*ACTIVITY*:
Continue the forum reply about slow page loads and images hosted on GitHub, starting right after its last sentence.

A few things worth untangling here.
First, it’s important to recognize that the slow PHP load time and the large image payload are two distinct problems. Fixing one doesn’t fix the other, and some solutions for one can even make the other worse. A caching plugin or Simply Static helps with PHP execution time. Image optimization and a real CDN help with the download size. You need to think about them separately.
On the PHP side, I’ll add a caveat to my earlier recommendations: the PageSpeed Insights result that @JavesPotato shared showed a First Contentful Paint of 3 seconds, which suggests the PHP processing time might not actually be as bad as Pingdom made it look. So focusing on the large images will probably see the most clear benefit to page load time.
Regarding the images, you said that the plugins didn’t work well for you. I don’t know if it is the result of plugins or manual images, but the images that are stored in WordPress itself seem to be very well optimized. For example, this screenshot was converted to webp and resized, and comes in under 150 KB:
Meanwhile this image on GitHub is 4.7 MB:
The difference is that the first image is in your WordPress media library, so the optimization plugin processed it. The second one is on GitHub, so the plugin never touched it. That’s why it might feel like the plugins aren’t doing anything. They are, just not to the images you moved off-site.
This is the core issue with using GitHub as a “CDN”. It was well intentioned, but it’s actively working against you. Your optimization plugins can’t reach those files, and GitHub Pages doesn’t set the same aggressive browser cache headers that our hosting does by default. So you’re losing on two fronts.

[Dataset entries]
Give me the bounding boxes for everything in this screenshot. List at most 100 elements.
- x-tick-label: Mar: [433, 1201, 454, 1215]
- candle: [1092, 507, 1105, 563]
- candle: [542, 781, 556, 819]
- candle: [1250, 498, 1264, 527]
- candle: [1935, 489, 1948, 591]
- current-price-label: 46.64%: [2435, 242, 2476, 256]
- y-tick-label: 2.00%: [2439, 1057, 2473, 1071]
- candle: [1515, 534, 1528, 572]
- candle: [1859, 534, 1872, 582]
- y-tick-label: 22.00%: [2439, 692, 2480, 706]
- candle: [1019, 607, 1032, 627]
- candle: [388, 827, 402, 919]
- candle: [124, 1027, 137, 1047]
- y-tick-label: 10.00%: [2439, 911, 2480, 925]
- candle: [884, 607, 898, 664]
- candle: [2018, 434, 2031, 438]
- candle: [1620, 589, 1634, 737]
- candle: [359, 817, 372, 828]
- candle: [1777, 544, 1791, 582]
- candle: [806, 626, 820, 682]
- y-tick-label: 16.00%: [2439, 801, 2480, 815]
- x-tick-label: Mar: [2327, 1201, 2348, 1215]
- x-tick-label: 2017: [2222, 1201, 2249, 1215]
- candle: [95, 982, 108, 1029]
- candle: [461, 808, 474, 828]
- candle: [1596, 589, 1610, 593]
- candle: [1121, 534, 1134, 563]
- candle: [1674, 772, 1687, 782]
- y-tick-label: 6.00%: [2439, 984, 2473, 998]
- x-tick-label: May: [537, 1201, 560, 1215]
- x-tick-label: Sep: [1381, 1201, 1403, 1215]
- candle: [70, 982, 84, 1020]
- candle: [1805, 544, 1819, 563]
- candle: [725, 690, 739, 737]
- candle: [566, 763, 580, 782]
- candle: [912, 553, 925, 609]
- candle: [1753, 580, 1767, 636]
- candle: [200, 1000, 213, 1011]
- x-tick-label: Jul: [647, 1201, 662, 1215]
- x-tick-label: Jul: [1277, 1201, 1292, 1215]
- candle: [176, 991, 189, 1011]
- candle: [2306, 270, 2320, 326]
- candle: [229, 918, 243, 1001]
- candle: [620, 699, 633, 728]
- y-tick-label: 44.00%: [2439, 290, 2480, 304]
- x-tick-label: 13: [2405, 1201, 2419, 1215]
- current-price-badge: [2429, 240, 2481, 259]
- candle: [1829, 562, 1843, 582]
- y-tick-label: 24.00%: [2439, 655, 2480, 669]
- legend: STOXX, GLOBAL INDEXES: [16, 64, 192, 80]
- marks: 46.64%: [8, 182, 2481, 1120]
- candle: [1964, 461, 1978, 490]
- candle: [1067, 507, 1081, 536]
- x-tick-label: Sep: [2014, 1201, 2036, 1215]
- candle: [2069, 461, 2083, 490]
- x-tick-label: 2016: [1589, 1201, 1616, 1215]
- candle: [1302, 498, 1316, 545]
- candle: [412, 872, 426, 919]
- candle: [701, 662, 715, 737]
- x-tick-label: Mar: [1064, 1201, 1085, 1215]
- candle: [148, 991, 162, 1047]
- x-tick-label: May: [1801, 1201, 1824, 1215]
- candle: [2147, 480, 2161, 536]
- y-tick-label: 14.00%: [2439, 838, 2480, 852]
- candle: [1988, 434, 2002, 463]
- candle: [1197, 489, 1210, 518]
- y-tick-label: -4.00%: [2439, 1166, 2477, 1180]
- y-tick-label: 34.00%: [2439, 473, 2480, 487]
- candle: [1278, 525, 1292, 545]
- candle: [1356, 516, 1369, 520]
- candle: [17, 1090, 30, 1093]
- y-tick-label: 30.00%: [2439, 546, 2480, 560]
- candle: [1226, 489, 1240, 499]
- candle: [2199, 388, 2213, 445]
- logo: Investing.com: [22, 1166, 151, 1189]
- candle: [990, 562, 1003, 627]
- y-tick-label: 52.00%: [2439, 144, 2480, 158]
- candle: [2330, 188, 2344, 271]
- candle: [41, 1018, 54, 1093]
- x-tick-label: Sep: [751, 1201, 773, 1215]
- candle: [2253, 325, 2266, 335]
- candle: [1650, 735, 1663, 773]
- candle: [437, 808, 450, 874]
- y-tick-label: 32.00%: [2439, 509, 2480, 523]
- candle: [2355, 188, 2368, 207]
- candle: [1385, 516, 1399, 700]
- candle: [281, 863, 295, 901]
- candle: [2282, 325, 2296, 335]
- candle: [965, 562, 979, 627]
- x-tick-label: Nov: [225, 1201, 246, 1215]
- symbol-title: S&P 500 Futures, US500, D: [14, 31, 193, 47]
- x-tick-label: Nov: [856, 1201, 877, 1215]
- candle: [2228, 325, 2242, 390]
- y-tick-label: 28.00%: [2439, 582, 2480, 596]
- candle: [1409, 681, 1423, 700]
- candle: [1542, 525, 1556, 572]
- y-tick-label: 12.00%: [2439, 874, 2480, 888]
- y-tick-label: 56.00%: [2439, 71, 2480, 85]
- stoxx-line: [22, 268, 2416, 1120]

*EXERCISE ANSWER*:
My suggestion: move the images back into your WordPress media library and let your optimization plugin do its job. Combined with the browser caching our servers already apply, that alone should give you a noticeable speed boost, without any additional tooling.
One thing a plugin can’t do for you is decide what resolution an image should be. If a Full HD screenshot is only ever shown as a small card, the plugin won’t know to drop the resolution. That’s a judgment call you have to make. There are probably plugins to do that, but you’ll still have to go through the images yourself and decide what resolution they should have. So yes, to your question about whether it’s worth the time: for the images that are used small, it is.
A proper CDN on top of that is still worthwhile, and I stand by the R2 plus Cloudflare recommendation. For Cloudflare’s CDN to work properly though, you’d need to put the R2 bucket on a custom domain, which might run into the same subdomain limitation you hit before. If that’s a blocker, Amazon S3 plus CloudFront is a good alternative. CloudFront gives you a default xxx.cloudfront.net hostname that works out of the box, no custom domain required, so you can just point WP Offload Media at it and be done.